# PROMPT
Each entry below is to be transcribed exactly.

— Start of THE DATA —

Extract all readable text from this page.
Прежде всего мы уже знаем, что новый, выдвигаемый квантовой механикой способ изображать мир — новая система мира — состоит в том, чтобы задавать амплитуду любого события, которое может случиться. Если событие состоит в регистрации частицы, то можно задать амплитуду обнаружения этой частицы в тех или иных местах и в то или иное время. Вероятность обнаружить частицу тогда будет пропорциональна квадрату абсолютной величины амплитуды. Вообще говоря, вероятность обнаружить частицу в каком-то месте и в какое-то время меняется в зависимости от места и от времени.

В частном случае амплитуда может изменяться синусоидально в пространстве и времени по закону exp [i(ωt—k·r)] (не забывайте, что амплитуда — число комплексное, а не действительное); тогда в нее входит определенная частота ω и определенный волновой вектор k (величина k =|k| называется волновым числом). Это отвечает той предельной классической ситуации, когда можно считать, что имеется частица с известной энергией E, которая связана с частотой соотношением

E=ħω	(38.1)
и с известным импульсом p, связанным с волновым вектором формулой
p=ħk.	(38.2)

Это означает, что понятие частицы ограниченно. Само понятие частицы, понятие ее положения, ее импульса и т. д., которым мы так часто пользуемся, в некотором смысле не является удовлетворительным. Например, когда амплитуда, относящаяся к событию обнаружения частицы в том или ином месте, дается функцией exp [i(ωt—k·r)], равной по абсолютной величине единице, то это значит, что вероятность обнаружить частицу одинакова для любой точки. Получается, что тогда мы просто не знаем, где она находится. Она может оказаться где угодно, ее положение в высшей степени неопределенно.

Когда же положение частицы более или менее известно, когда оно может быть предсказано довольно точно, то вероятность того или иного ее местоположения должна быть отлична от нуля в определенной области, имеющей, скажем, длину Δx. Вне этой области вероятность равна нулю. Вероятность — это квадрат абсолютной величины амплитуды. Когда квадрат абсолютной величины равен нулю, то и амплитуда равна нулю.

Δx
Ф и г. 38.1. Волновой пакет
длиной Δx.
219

— End of THE DATA —

# OUTPUT FOR THIS TASK
Extract all readable text from this page.
Прежде всего мы уже знаем, что новый, выдвигаемый квантовой механикой способ изображать мир — новая система мира — состоит в том, чтобы задавать амплитуду любого события, которое может случиться. Если событие состоит в регистрации частицы, то можно задать амплитуду обнаружения этой частицы в тех или иных местах и в то или иное время. Вероятность обнаружить частицу тогда будет пропорциональна квадрату абсолютной величины амплитуды. Вообще говоря, вероятность обнаружить частицу в каком-то месте и в какое-то время меняется в зависимости от места и от времени.

В частном случае амплитуда может изменяться синусоидально в пространстве и времени по закону exp [i(ωt—k·r)] (не забывайте, что амплитуда — число комплексное, а не действительное); тогда в нее входит определенная частота ω и определенный волновой вектор k (величина k =|k| называется волновым числом). Это отвечает той предельной классической ситуации, когда можно считать, что имеется частица с известной энергией E, которая связана с частотой соотношением

E=ħω	(38.1)
и с известным импульсом p, связанным с волновым вектором формулой
p=ħk.	(38.2)

Это означает, что понятие частицы ограниченно. Само понятие частицы, понятие ее положения, ее импульса и т. д., которым мы так часто пользуемся, в некотором смысле не является удовлетворительным. Например, когда амплитуда, относящаяся к событию обнаружения частицы в том или ином месте, дается функцией exp [i(ωt—k·r)], равной по абсолютной величине единице, то это значит, что вероятность обнаружить частицу одинакова для любой точки. Получается, что тогда мы просто не знаем, где она находится. Она может оказаться где угодно, ее положение в высшей степени неопределенно.

Когда же положение частицы более или менее известно, когда оно может быть предсказано довольно точно, то вероятность того или иного ее местоположения должна быть отлична от нуля в определенной области, имеющей, скажем, длину Δx. Вне этой области вероятность равна нулю. Вероятность — это квадрат абсолютной величины амплитуды. Когда квадрат абсолютной величины равен нулю, то и амплитуда равна нулю.

Δx
Ф и г. 38.1. Волновой пакет
длиной Δx.
219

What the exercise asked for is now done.